### Collected data

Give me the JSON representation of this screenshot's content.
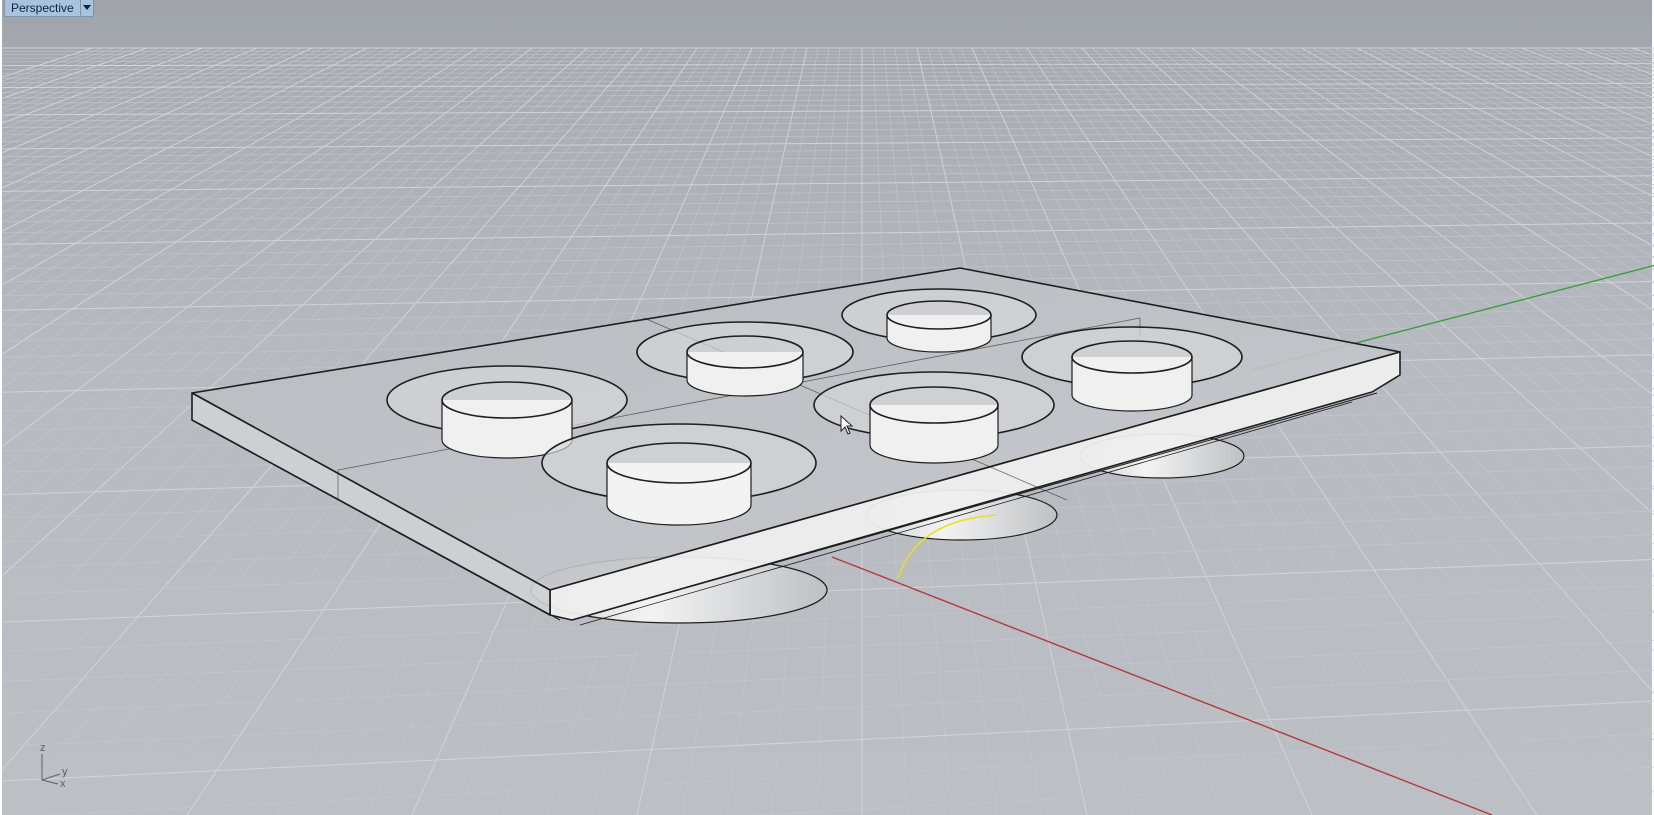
{
  "viewport": {
    "title": "Perspective",
    "menu_icon": "chevron-down-icon",
    "background": "#b4b8be",
    "grid_minor_color": "#c4c7cc",
    "grid_major_color": "#d0d3d7"
  },
  "axes": {
    "x_color": "#b23a3a",
    "y_color": "#3a9b3a",
    "widget": {
      "z": "z",
      "y": "y",
      "x": "x"
    }
  },
  "model": {
    "name": "tray-with-six-cylindrical-cups",
    "cup_count": 6,
    "edge_color": "#1e1e1e",
    "surface_color": "#d8d9db"
  },
  "selection_arc_color": "#e6e020"
}
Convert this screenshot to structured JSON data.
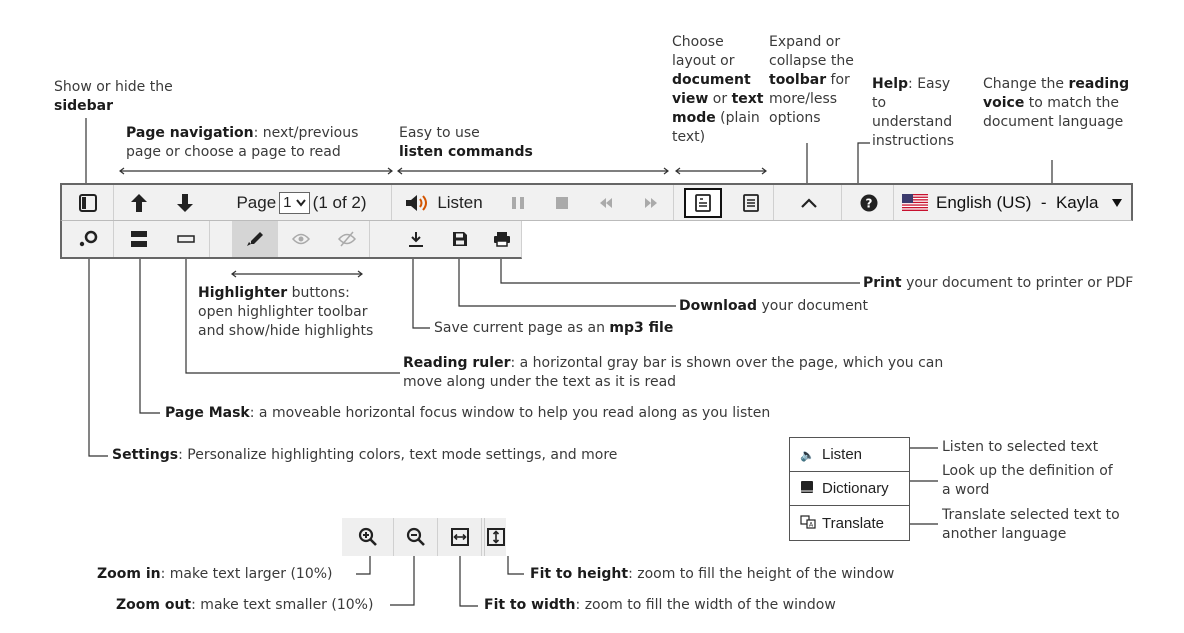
{
  "annotations": {
    "sidebar": {
      "text": "Show or hide the ",
      "bold": "sidebar"
    },
    "page_nav": {
      "bold": "Page navigation",
      "text": ": next/previous page or choose a page to read"
    },
    "listen_cmds": {
      "text": "Easy to use ",
      "bold": "listen commands"
    },
    "layout": {
      "t1": "Choose layout or ",
      "b1": "document view",
      "t2": " or ",
      "b2": "text mode",
      "t3": " (plain text)"
    },
    "expand": {
      "t1": "Expand or collapse the ",
      "b1": "toolbar",
      "t2": " for more/less options"
    },
    "help": {
      "bold": "Help",
      "text": ": Easy to understand instructions"
    },
    "voice": {
      "t1": "Change the ",
      "b1": "reading voice",
      "t2": " to match the document language"
    },
    "highlighter": {
      "bold": "Highlighter",
      "text": " buttons: open highlighter toolbar and show/hide highlights"
    },
    "print": {
      "bold": "Print",
      "text": " your document to printer or PDF"
    },
    "download": {
      "bold": "Download",
      "text": " your document"
    },
    "mp3": {
      "text": "Save current page as an ",
      "bold": "mp3 file"
    },
    "ruler": {
      "bold": "Reading ruler",
      "text": ": a horizontal gray bar is shown over the page, which you can move along under the text as it is read"
    },
    "mask": {
      "bold": "Page Mask",
      "text": ": a moveable horizontal focus window to help you read along as you listen"
    },
    "settings": {
      "bold": "Settings",
      "text": ": Personalize highlighting colors, text mode settings, and more"
    },
    "zoom_in": {
      "bold": "Zoom in",
      "text": ": make text larger (10%)"
    },
    "zoom_out": {
      "bold": "Zoom out",
      "text": ": make text smaller (10%)"
    },
    "fit_height": {
      "bold": "Fit to height",
      "text": ": zoom to fill the height of the window"
    },
    "fit_width": {
      "bold": "Fit to width",
      "text": ": zoom to fill the width of the window"
    },
    "ctx_listen": "Listen to selected text",
    "ctx_dict": "Look up the definition of a word",
    "ctx_translate": "Translate selected text to another language"
  },
  "toolbar": {
    "page_label": "Page",
    "page_value": "1",
    "page_total": "(1 of 2)",
    "listen_label": "Listen",
    "voice_label": "English (US)  -  Kayla"
  },
  "context_menu": {
    "listen": "Listen",
    "dictionary": "Dictionary",
    "translate": "Translate"
  },
  "colors": {
    "toolbar_bg": "#f1f1f1",
    "listen_icon": "#d35400"
  },
  "icons": [
    "sidebar-icon",
    "arrow-up-icon",
    "arrow-down-icon",
    "chevron-down-icon",
    "speaker-icon",
    "pause-icon",
    "stop-icon",
    "rewind-icon",
    "fast-forward-icon",
    "document-view-icon",
    "text-mode-icon",
    "chevron-up-icon",
    "help-icon",
    "us-flag-icon",
    "dropdown-arrow-icon",
    "settings-icon",
    "page-mask-icon",
    "reading-ruler-icon",
    "highlighter-icon",
    "eye-icon",
    "eye-off-icon",
    "download-mp3-icon",
    "save-icon",
    "print-icon",
    "zoom-in-icon",
    "zoom-out-icon",
    "fit-width-icon",
    "fit-height-icon",
    "dictionary-icon",
    "translate-icon"
  ]
}
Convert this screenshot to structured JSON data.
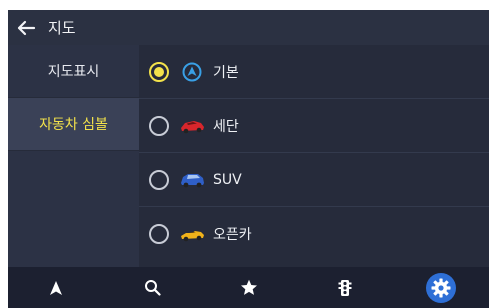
{
  "header": {
    "back_icon": "back-arrow-icon",
    "title": "지도"
  },
  "sidebar": {
    "items": [
      {
        "label": "지도표시",
        "active": false
      },
      {
        "label": "자동차 심볼",
        "active": true
      }
    ]
  },
  "options": [
    {
      "label": "기본",
      "icon": "navigation-arrow-icon",
      "selected": true
    },
    {
      "label": "세단",
      "icon": "red-sedan-icon",
      "selected": false
    },
    {
      "label": "SUV",
      "icon": "blue-suv-icon",
      "selected": false
    },
    {
      "label": "오픈카",
      "icon": "yellow-convertible-icon",
      "selected": false
    }
  ],
  "bottom_bar": {
    "tabs": [
      "navigate-icon",
      "search-icon",
      "favorites-star-icon",
      "traffic-light-icon",
      "settings-gear-icon"
    ]
  },
  "colors": {
    "accent": "#f3e24b",
    "selected_blue": "#2e6fd6"
  }
}
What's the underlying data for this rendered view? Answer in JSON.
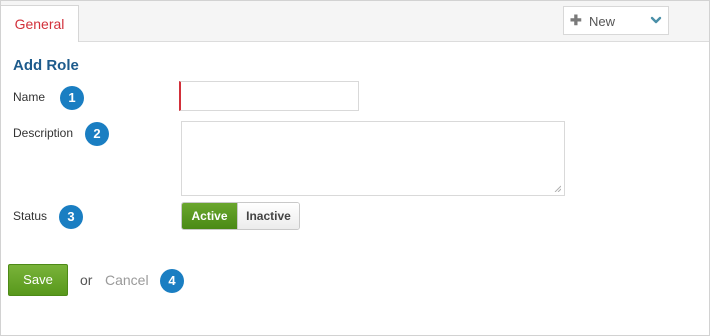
{
  "tabs": [
    {
      "label": "General"
    }
  ],
  "new_dropdown": {
    "label": "New",
    "icon_left": "plus-icon",
    "icon_right": "chevron-down-icon"
  },
  "form": {
    "title": "Add Role",
    "fields": {
      "name": {
        "label": "Name",
        "value": ""
      },
      "description": {
        "label": "Description",
        "value": ""
      },
      "status": {
        "label": "Status",
        "options": [
          "Active",
          "Inactive"
        ],
        "selected": "Active"
      }
    },
    "actions": {
      "save_label": "Save",
      "or_text": "or",
      "cancel_label": "Cancel"
    }
  },
  "badges": [
    "1",
    "2",
    "3",
    "4"
  ],
  "colors": {
    "tab_active_text": "#d2303a",
    "title": "#1d5b8c",
    "badge": "#1a7ec2",
    "active_green": "#58981c",
    "required_marker": "#d2303a"
  }
}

### Problem requirements
Return the whole listing, word for word, and leave out every picture.

### Result
Give me the JSON representation of this screenshot's content.
{
  "viewport": {
    "title": "Perspective",
    "menu_icon": "chevron-down-icon",
    "background": "#b4b8be",
    "grid_minor_color": "#c4c7cc",
    "grid_major_color": "#d0d3d7"
  },
  "axes": {
    "x_color": "#b23a3a",
    "y_color": "#3a9b3a",
    "widget": {
      "z": "z",
      "y": "y",
      "x": "x"
    }
  },
  "model": {
    "name": "tray-with-six-cylindrical-cups",
    "cup_count": 6,
    "edge_color": "#1e1e1e",
    "surface_color": "#d8d9db"
  },
  "selection_arc_color": "#e6e020"
}
Convert this screenshot to structured JSON data.
{
  "annotations": {
    "sidebar": {
      "text": "Show or hide the ",
      "bold": "sidebar"
    },
    "page_nav": {
      "bold": "Page navigation",
      "text": ": next/previous page or choose a page to read"
    },
    "listen_cmds": {
      "text": "Easy to use ",
      "bold": "listen commands"
    },
    "layout": {
      "t1": "Choose layout or ",
      "b1": "document view",
      "t2": " or ",
      "b2": "text mode",
      "t3": " (plain text)"
    },
    "expand": {
      "t1": "Expand or collapse the ",
      "b1": "toolbar",
      "t2": " for more/less options"
    },
    "help": {
      "bold": "Help",
      "text": ": Easy to understand instructions"
    },
    "voice": {
      "t1": "Change the ",
      "b1": "reading voice",
      "t2": " to match the document language"
    },
    "highlighter": {
      "bold": "Highlighter",
      "text": " buttons: open highlighter toolbar and show/hide highlights"
    },
    "print": {
      "bold": "Print",
      "text": " your document to printer or PDF"
    },
    "download": {
      "bold": "Download",
      "text": " your document"
    },
    "mp3": {
      "text": "Save current page as an ",
      "bold": "mp3 file"
    },
    "ruler": {
      "bold": "Reading ruler",
      "text": ": a horizontal gray bar is shown over the page, which you can move along under the text as it is read"
    },
    "mask": {
      "bold": "Page Mask",
      "text": ": a moveable horizontal focus window to help you read along as you listen"
    },
    "settings": {
      "bold": "Settings",
      "text": ": Personalize highlighting colors, text mode settings, and more"
    },
    "zoom_in": {
      "bold": "Zoom in",
      "text": ": make text larger (10%)"
    },
    "zoom_out": {
      "bold": "Zoom out",
      "text": ": make text smaller (10%)"
    },
    "fit_height": {
      "bold": "Fit to height",
      "text": ": zoom to fill the height of the window"
    },
    "fit_width": {
      "bold": "Fit to width",
      "text": ": zoom to fill the width of the window"
    },
    "ctx_listen": "Listen to selected text",
    "ctx_dict": "Look up the definition of a word",
    "ctx_translate": "Translate selected text to another language"
  },
  "toolbar": {
    "page_label": "Page",
    "page_value": "1",
    "page_total": "(1 of 2)",
    "listen_label": "Listen",
    "voice_label": "English (US)  -  Kayla"
  },
  "context_menu": {
    "listen": "Listen",
    "dictionary": "Dictionary",
    "translate": "Translate"
  },
  "colors": {
    "toolbar_bg": "#f1f1f1",
    "listen_icon": "#d35400"
  },
  "icons": [
    "sidebar-icon",
    "arrow-up-icon",
    "arrow-down-icon",
    "chevron-down-icon",
    "speaker-icon",
    "pause-icon",
    "stop-icon",
    "rewind-icon",
    "fast-forward-icon",
    "document-view-icon",
    "text-mode-icon",
    "chevron-up-icon",
    "help-icon",
    "us-flag-icon",
    "dropdown-arrow-icon",
    "settings-icon",
    "page-mask-icon",
    "reading-ruler-icon",
    "highlighter-icon",
    "eye-icon",
    "eye-off-icon",
    "download-mp3-icon",
    "save-icon",
    "print-icon",
    "zoom-in-icon",
    "zoom-out-icon",
    "fit-width-icon",
    "fit-height-icon",
    "dictionary-icon",
    "translate-icon"
  ]
}
Convert this screenshot to structured JSON data.
{
  "header": {
    "back_icon": "back-arrow-icon",
    "title": "지도"
  },
  "sidebar": {
    "items": [
      {
        "label": "지도표시",
        "active": false
      },
      {
        "label": "자동차 심볼",
        "active": true
      }
    ]
  },
  "options": [
    {
      "label": "기본",
      "icon": "navigation-arrow-icon",
      "selected": true
    },
    {
      "label": "세단",
      "icon": "red-sedan-icon",
      "selected": false
    },
    {
      "label": "SUV",
      "icon": "blue-suv-icon",
      "selected": false
    },
    {
      "label": "오픈카",
      "icon": "yellow-convertible-icon",
      "selected": false
    }
  ],
  "bottom_bar": {
    "tabs": [
      "navigate-icon",
      "search-icon",
      "favorites-star-icon",
      "traffic-light-icon",
      "settings-gear-icon"
    ]
  },
  "colors": {
    "accent": "#f3e24b",
    "selected_blue": "#2e6fd6"
  }
}
What's the underlying data for this rendered view? Answer in JSON.
{
  "tabs": [
    {
      "label": "General"
    }
  ],
  "new_dropdown": {
    "label": "New",
    "icon_left": "plus-icon",
    "icon_right": "chevron-down-icon"
  },
  "form": {
    "title": "Add Role",
    "fields": {
      "name": {
        "label": "Name",
        "value": ""
      },
      "description": {
        "label": "Description",
        "value": ""
      },
      "status": {
        "label": "Status",
        "options": [
          "Active",
          "Inactive"
        ],
        "selected": "Active"
      }
    },
    "actions": {
      "save_label": "Save",
      "or_text": "or",
      "cancel_label": "Cancel"
    }
  },
  "badges": [
    "1",
    "2",
    "3",
    "4"
  ],
  "colors": {
    "tab_active_text": "#d2303a",
    "title": "#1d5b8c",
    "badge": "#1a7ec2",
    "active_green": "#58981c",
    "required_marker": "#d2303a"
  }
}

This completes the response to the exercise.